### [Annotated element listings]

======

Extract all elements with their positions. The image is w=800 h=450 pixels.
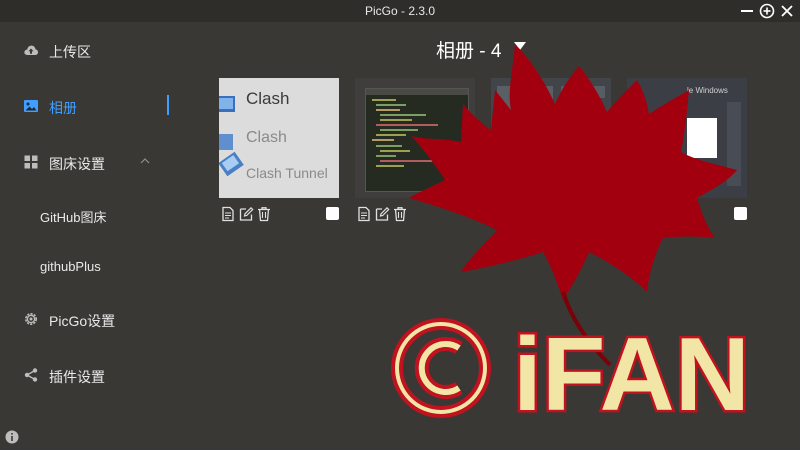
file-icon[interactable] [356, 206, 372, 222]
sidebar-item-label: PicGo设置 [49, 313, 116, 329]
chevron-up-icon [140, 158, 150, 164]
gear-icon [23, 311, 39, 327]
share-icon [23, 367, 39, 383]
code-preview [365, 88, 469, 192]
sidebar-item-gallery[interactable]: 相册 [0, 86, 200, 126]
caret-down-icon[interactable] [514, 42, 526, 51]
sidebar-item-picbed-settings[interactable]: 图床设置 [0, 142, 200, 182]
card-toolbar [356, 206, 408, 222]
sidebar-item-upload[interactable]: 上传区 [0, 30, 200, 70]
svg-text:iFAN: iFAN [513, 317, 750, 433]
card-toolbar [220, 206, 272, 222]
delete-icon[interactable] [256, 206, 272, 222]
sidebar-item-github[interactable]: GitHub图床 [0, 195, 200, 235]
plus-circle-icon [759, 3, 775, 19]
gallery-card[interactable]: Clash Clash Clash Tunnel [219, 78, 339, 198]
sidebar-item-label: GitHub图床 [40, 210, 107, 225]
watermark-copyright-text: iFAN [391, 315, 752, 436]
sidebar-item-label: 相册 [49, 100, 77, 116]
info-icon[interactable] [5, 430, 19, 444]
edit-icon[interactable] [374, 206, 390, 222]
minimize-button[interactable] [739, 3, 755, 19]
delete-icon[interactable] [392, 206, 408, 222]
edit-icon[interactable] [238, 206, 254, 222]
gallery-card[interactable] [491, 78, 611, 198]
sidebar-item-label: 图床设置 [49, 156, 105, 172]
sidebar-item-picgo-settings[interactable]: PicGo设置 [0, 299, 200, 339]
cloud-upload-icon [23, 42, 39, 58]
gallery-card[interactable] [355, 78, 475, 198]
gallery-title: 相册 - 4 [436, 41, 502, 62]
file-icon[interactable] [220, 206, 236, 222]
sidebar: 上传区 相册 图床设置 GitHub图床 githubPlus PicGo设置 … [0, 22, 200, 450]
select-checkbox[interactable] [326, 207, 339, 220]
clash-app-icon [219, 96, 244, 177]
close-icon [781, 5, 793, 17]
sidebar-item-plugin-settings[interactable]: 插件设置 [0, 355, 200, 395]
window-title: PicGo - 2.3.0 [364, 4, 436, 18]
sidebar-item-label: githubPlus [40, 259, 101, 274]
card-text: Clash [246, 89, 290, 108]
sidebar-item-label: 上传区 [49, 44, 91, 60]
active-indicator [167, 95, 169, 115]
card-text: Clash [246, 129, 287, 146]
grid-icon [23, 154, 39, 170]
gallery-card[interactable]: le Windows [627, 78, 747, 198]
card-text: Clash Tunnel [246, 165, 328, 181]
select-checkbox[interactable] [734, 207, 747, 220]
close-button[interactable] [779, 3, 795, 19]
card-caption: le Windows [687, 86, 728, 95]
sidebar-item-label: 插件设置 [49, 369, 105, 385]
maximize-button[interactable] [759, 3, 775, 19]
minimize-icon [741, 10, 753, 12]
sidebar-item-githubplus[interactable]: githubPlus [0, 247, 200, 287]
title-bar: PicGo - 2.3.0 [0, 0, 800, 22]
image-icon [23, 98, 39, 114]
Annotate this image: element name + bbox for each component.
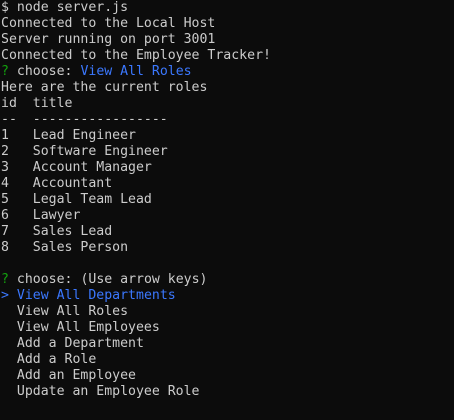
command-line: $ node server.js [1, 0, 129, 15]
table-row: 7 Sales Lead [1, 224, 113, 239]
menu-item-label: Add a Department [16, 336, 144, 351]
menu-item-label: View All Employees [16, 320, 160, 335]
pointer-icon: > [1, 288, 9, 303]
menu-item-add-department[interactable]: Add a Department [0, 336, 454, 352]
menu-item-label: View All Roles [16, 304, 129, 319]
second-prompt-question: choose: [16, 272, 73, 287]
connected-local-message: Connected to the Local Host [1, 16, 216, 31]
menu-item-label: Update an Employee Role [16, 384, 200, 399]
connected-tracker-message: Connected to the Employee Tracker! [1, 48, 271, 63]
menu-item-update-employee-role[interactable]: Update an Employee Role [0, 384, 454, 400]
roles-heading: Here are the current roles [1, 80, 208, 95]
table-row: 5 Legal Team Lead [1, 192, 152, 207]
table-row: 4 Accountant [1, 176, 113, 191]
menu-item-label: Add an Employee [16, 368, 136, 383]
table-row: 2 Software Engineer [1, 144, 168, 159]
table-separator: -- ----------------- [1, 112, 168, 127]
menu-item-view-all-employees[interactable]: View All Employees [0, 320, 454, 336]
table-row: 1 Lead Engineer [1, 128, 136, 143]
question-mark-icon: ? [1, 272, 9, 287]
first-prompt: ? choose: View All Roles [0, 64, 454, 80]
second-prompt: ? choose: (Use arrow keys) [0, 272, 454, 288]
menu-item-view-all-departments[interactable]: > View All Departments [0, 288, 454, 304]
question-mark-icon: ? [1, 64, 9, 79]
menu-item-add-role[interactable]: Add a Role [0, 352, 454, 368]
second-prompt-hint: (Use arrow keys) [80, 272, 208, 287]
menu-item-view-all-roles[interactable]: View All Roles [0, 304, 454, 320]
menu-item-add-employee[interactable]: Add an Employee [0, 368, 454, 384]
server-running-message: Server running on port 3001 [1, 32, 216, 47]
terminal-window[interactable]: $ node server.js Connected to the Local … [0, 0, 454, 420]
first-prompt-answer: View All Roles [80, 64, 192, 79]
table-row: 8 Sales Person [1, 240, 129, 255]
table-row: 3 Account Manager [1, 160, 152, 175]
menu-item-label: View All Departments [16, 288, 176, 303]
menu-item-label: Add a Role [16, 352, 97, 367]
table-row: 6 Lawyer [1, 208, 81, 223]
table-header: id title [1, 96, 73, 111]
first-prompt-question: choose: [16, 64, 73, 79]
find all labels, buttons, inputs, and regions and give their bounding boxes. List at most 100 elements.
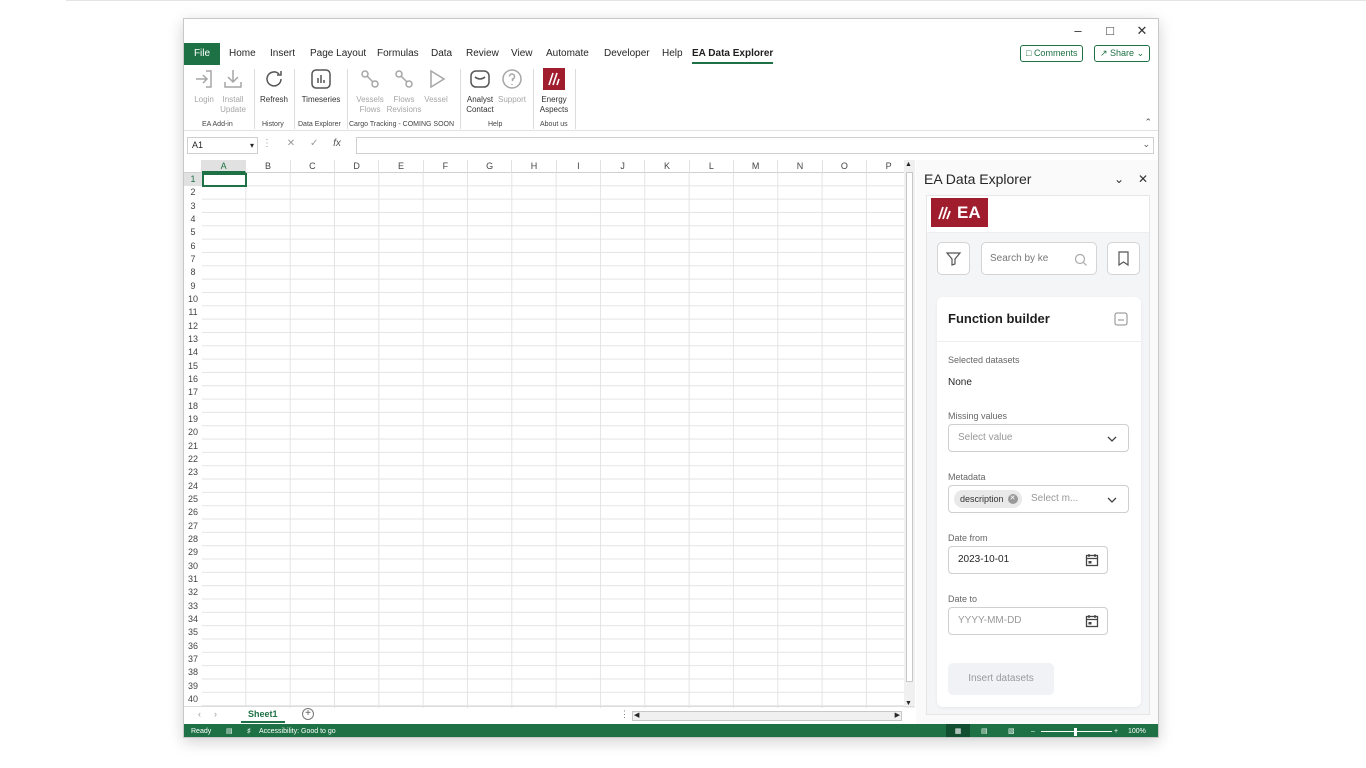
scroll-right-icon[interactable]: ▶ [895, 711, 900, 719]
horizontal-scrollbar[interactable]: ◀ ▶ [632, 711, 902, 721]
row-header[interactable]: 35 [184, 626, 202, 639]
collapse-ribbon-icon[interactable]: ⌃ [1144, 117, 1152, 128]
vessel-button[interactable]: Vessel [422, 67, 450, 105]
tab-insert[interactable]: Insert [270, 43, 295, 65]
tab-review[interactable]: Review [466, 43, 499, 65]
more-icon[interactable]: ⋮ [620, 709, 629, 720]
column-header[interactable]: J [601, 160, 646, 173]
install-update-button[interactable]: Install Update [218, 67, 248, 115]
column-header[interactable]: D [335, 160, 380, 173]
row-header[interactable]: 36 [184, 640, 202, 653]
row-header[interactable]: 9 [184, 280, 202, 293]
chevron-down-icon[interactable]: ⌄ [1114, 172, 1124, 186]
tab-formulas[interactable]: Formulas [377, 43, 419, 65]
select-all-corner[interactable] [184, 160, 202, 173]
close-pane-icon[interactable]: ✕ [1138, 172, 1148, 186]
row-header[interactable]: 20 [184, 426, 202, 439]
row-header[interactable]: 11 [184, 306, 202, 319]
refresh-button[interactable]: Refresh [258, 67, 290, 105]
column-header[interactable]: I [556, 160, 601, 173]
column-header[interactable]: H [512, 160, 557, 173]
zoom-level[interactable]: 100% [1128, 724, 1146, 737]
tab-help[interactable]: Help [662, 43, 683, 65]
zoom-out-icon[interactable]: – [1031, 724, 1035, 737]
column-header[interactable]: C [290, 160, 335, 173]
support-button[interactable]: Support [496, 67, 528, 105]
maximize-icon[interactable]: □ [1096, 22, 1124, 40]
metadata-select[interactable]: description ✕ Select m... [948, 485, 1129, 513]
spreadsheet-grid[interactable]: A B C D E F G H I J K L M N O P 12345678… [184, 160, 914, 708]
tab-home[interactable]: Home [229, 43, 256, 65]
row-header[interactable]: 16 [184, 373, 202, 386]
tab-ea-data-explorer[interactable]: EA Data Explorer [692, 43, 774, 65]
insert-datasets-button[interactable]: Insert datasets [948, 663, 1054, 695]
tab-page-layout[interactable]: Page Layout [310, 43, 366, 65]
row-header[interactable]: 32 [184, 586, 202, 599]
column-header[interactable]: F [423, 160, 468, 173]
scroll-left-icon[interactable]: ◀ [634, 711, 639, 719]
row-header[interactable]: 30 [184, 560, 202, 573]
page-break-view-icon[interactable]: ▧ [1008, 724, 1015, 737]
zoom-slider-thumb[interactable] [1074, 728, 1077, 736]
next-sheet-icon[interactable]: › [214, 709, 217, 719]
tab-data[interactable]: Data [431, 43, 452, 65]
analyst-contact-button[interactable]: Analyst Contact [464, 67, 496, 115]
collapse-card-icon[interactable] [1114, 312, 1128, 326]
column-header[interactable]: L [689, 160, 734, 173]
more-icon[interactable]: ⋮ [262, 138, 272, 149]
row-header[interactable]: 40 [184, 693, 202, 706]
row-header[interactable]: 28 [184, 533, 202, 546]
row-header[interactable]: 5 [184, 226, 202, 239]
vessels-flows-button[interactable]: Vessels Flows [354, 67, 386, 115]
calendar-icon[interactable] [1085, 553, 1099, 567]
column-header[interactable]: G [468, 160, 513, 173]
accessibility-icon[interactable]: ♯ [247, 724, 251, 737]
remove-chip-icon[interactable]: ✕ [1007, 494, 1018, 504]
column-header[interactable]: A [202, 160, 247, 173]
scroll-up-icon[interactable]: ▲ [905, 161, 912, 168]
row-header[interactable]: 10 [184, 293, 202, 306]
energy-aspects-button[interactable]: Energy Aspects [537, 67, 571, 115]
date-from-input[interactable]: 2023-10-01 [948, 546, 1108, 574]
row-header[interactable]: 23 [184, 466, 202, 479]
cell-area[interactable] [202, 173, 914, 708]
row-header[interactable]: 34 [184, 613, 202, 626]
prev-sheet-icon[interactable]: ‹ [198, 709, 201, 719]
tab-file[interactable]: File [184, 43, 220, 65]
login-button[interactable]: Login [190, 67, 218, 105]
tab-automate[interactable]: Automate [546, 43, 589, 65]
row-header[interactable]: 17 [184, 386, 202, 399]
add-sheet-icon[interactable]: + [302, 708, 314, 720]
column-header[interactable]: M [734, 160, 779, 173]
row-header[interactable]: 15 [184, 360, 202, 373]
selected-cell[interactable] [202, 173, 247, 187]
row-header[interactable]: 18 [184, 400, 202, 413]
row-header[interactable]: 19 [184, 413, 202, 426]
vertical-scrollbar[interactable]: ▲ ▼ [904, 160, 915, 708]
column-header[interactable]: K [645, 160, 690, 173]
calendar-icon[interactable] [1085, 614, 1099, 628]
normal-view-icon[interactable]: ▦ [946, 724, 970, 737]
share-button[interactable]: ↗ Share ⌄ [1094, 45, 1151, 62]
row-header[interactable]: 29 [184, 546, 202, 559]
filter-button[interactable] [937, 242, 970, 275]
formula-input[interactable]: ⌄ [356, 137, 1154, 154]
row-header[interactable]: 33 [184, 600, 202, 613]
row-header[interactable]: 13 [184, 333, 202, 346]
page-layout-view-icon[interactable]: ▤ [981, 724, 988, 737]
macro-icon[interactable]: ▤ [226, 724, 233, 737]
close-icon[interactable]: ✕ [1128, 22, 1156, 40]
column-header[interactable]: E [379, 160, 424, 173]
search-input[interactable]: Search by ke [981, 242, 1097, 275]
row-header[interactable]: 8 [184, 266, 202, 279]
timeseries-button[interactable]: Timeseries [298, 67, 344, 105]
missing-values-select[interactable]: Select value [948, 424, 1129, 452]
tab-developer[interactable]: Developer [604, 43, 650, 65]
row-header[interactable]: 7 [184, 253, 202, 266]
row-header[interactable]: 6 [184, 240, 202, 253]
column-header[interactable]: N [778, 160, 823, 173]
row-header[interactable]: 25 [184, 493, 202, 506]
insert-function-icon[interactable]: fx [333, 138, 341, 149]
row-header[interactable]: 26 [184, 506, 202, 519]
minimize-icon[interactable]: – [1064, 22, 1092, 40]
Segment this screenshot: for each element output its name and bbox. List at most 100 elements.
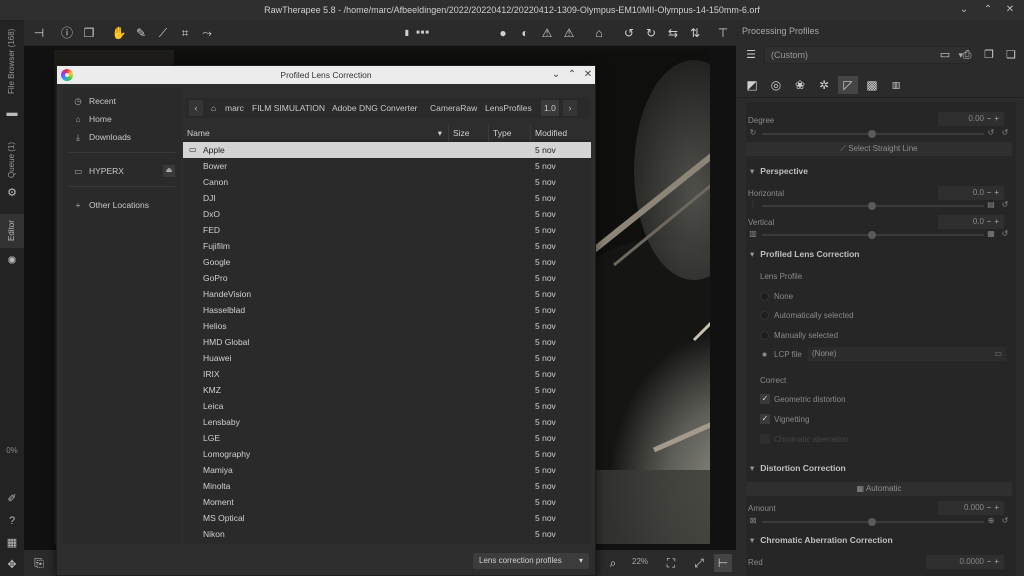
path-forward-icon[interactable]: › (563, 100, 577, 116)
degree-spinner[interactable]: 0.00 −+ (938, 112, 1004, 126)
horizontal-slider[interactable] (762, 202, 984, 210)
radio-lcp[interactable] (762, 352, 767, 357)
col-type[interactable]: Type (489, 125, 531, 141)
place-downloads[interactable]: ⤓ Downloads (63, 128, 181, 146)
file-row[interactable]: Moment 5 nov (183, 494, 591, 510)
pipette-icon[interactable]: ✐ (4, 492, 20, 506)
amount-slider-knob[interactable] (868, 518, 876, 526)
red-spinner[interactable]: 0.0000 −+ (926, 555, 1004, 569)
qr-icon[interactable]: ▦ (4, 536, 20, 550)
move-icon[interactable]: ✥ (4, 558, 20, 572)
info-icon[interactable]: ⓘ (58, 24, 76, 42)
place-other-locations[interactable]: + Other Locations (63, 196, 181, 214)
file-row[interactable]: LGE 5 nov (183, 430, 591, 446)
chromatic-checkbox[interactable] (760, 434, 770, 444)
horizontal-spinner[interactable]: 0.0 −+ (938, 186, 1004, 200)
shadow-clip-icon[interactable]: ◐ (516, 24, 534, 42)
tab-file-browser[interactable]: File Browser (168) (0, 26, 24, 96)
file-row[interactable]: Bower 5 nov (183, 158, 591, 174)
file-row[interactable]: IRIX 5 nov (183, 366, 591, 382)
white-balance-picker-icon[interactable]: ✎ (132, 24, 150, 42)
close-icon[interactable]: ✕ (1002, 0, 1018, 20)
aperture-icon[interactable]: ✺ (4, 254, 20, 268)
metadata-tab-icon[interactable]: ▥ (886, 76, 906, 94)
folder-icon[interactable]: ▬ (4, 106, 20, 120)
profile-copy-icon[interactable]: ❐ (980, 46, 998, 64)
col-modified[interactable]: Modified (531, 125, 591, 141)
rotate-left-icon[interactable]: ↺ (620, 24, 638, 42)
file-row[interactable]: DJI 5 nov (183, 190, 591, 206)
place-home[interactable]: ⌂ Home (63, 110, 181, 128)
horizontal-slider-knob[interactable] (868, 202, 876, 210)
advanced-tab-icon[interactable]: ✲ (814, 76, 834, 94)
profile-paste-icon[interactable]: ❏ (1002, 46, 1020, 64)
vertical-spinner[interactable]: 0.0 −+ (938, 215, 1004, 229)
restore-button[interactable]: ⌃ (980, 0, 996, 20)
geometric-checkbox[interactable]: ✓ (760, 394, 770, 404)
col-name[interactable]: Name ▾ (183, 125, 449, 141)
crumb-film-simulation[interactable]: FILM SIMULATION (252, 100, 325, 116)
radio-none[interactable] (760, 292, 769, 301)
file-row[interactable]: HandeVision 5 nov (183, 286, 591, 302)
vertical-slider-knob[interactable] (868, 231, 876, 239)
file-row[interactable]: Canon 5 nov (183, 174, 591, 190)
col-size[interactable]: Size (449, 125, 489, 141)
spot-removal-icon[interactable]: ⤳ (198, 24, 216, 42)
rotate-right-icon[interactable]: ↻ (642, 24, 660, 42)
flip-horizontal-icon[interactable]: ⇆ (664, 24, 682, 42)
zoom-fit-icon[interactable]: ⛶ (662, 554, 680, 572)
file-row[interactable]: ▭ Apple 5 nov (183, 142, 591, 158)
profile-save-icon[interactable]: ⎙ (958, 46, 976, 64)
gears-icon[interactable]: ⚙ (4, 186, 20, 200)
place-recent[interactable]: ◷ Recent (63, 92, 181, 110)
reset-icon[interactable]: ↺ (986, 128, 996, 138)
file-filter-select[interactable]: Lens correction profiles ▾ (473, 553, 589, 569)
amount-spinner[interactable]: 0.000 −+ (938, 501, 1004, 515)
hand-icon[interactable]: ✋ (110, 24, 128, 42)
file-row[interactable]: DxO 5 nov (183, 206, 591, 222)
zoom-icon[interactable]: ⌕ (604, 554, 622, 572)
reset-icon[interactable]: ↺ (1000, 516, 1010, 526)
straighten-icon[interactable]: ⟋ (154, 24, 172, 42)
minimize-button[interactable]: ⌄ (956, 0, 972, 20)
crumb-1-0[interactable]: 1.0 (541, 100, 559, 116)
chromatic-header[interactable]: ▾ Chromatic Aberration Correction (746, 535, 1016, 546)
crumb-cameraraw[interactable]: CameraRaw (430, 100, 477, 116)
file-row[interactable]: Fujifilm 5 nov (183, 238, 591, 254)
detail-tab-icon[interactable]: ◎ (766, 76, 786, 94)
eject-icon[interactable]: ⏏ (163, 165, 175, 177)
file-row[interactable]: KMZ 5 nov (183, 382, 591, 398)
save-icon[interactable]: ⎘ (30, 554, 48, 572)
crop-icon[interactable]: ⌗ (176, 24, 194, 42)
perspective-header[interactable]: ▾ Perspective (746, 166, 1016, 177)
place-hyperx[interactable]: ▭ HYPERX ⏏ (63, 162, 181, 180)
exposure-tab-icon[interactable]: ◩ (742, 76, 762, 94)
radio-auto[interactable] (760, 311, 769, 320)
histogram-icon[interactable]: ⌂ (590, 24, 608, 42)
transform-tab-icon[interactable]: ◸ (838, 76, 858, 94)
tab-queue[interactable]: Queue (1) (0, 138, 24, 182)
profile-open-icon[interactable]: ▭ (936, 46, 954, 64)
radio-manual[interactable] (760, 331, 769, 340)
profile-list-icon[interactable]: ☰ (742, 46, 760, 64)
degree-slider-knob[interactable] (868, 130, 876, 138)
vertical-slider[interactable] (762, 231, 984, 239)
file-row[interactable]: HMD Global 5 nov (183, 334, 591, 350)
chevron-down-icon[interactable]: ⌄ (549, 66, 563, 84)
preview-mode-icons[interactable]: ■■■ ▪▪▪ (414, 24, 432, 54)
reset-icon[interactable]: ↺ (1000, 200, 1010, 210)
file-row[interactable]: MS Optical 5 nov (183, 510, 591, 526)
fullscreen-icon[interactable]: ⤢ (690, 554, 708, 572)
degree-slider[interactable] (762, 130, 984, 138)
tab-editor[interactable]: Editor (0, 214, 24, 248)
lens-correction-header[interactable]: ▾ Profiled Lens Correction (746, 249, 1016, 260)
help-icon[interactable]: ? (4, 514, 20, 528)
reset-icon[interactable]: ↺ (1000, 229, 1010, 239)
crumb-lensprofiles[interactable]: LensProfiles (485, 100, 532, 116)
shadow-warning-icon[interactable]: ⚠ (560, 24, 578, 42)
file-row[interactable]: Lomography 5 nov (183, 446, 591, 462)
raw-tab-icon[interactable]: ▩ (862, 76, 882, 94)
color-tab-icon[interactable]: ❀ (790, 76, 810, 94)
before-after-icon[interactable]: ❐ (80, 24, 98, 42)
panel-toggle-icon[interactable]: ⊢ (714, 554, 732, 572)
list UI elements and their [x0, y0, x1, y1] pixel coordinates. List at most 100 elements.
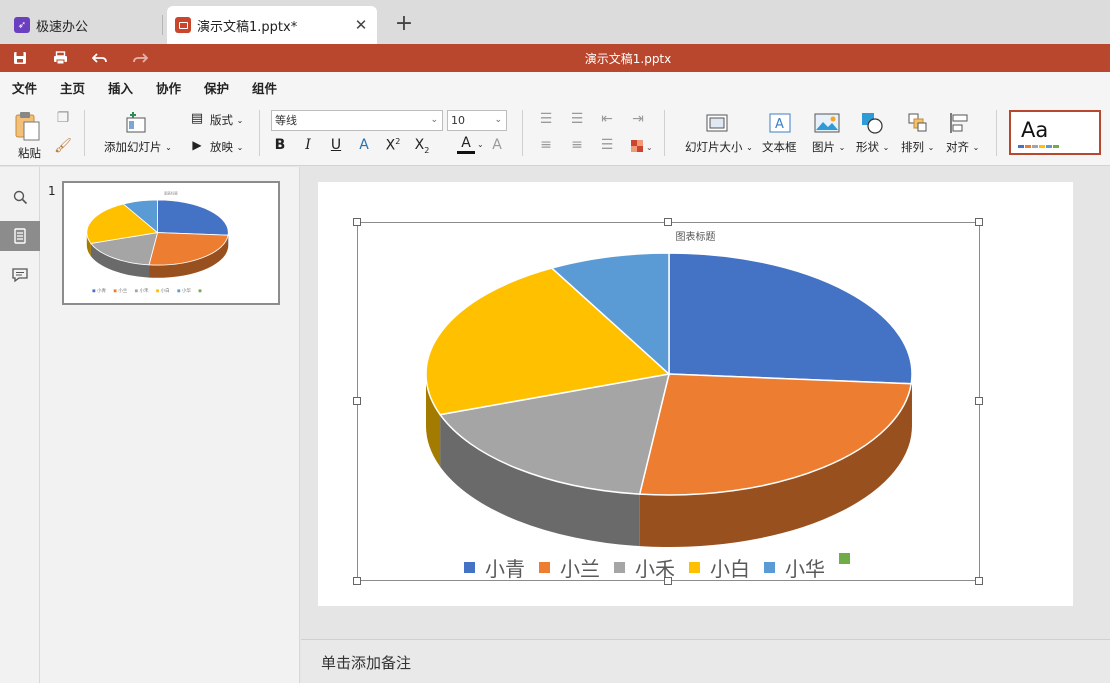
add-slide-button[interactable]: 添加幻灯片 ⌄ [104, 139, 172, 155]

======

### [WORK TO COMPLETE]
Return, word for word, every line in the listing from the one containing "path-forward-icon[interactable]: › (563, 100, 577, 116)" down to the one containing "white-balance-picker-icon[interactable]: ✎ (132, 24, 150, 42)", with both of those lines included.

### [EXERCISE RESPONSE]
path-forward-icon[interactable]: › (563, 100, 577, 116)
degree-spinner[interactable]: 0.00 −+ (938, 112, 1004, 126)
horizontal-slider[interactable] (762, 202, 984, 210)
radio-lcp[interactable] (762, 352, 767, 357)
col-type[interactable]: Type (489, 125, 531, 141)
place-downloads[interactable]: ⤓ Downloads (63, 128, 181, 146)
file-row[interactable]: Moment 5 nov (183, 494, 591, 510)
pipette-icon[interactable]: ✐ (4, 492, 20, 506)
amount-slider-knob[interactable] (868, 518, 876, 526)
red-spinner[interactable]: 0.0000 −+ (926, 555, 1004, 569)
qr-icon[interactable]: ▦ (4, 536, 20, 550)
move-icon[interactable]: ✥ (4, 558, 20, 572)
info-icon[interactable]: ⓘ (58, 24, 76, 42)
place-other-locations[interactable]: + Other Locations (63, 196, 181, 214)
file-row[interactable]: LGE 5 nov (183, 430, 591, 446)
chromatic-checkbox[interactable] (760, 434, 770, 444)
horizontal-spinner[interactable]: 0.0 −+ (938, 186, 1004, 200)
shadow-clip-icon[interactable]: ◐ (516, 24, 534, 42)
tab-file-browser[interactable]: File Browser (168) (0, 26, 24, 96)
file-row[interactable]: Bower 5 nov (183, 158, 591, 174)
file-row[interactable]: IRIX 5 nov (183, 366, 591, 382)
white-balance-picker-icon[interactable]: ✎ (132, 24, 150, 42)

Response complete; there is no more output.